### Task goal
Below is a set of records; restate each one word for word.

================================

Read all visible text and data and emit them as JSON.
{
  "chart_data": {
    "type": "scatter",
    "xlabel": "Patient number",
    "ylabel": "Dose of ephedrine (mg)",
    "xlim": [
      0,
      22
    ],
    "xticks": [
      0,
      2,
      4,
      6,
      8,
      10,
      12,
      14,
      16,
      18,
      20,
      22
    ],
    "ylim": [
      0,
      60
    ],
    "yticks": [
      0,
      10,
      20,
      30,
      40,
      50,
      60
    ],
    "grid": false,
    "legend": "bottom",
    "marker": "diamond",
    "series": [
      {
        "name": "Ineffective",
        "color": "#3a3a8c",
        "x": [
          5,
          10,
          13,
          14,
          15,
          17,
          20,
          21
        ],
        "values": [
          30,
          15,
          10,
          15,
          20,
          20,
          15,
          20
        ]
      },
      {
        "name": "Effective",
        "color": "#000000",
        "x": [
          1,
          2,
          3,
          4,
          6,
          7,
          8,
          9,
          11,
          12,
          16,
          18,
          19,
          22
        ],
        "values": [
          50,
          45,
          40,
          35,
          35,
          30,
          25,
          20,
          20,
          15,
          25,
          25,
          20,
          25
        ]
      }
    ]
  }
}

================================

### Solved problem
Read all visible text and data and emit them as JSON.
{
  "chart_data": {
    "type": "scatter",
    "xlabel": "Patient number",
    "ylabel": "Dose of ephedrine (mg)",
    "xlim": [
      0,
      22
    ],
    "xticks": [
      0,
      2,
      4,
      6,
      8,
      10,
      12,
      14,
      16,
      18,
      20,
      22
    ],
    "ylim": [
      0,
      60
    ],
    "yticks": [
      0,
      10,
      20,
      30,
      40,
      50,
      60
    ],
    "grid": false,
    "legend": "bottom",
    "marker": "diamond",
    "series": [
      {
        "name": "Ineffective",
        "color": "#3a3a8c",
        "x": [
          5,
          10,
          13,
          14,
          15,
          17,
          20,
          21
        ],
        "values": [
          30,
          15,
          10,
          15,
          20,
          20,
          15,
          20
        ]
      },
      {
        "name": "Effective",
        "color": "#000000",
        "x": [
          1,
          2,
          3,
          4,
          6,
          7,
          8,
          9,
          11,
          12,
          16,
          18,
          19,
          22
        ],
        "values": [
          50,
          45,
          40,
          35,
          35,
          30,
          25,
          20,
          20,
          15,
          25,
          25,
          20,
          25
        ]
      }
    ]
  }
}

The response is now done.